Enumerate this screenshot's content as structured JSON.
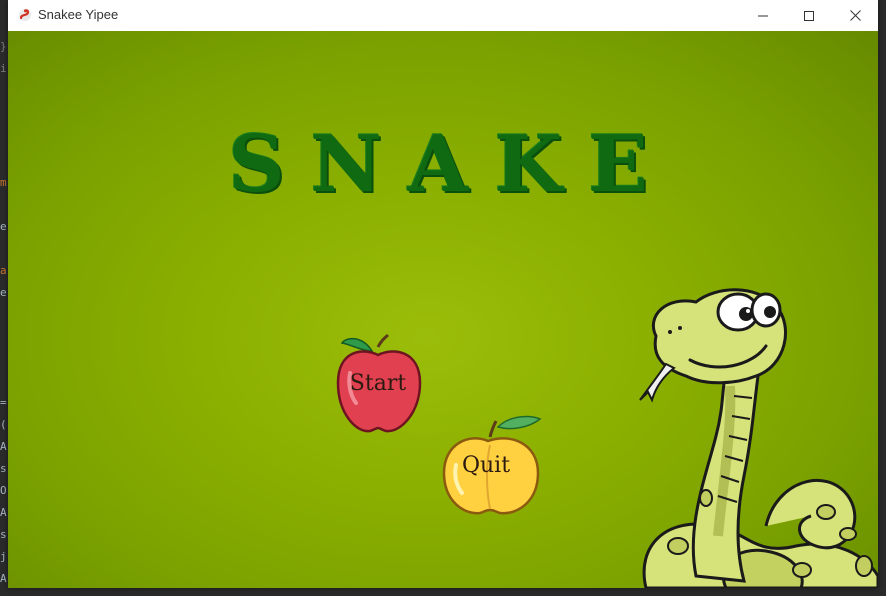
{
  "window": {
    "title": "Snakee Yipee",
    "minimize_icon": "minimize-icon",
    "maximize_icon": "maximize-icon",
    "close_icon": "close-icon"
  },
  "background_ide": {
    "fragments": [
      "}",
      "i",
      "m",
      "e",
      "a",
      "e",
      "=",
      "(",
      "A",
      "s",
      "O",
      "A",
      "s",
      "j",
      "A"
    ]
  },
  "game": {
    "title": "SNAKE",
    "start_label": "Start",
    "quit_label": "Quit",
    "colors": {
      "background": "#8cb000",
      "title": "#106a12",
      "apple_red": "#e04050",
      "apple_yellow": "#ffd040",
      "snake_body": "#d6e27a"
    }
  }
}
◆ ◆ ◆ ◆ ◆
• _EXERCISE REQUIREMENTS_
Quote every line of the records above exactly; no picture is to be copied.

• _ANSWER IN FULL_
Enumerate this screenshot's content as structured JSON.
{
  "window": {
    "title": "Snakee Yipee",
    "minimize_icon": "minimize-icon",
    "maximize_icon": "maximize-icon",
    "close_icon": "close-icon"
  },
  "background_ide": {
    "fragments": [
      "}",
      "i",
      "m",
      "e",
      "a",
      "e",
      "=",
      "(",
      "A",
      "s",
      "O",
      "A",
      "s",
      "j",
      "A"
    ]
  },
  "game": {
    "title": "SNAKE",
    "start_label": "Start",
    "quit_label": "Quit",
    "colors": {
      "background": "#8cb000",
      "title": "#106a12",
      "apple_red": "#e04050",
      "apple_yellow": "#ffd040",
      "snake_body": "#d6e27a"
    }
  }
}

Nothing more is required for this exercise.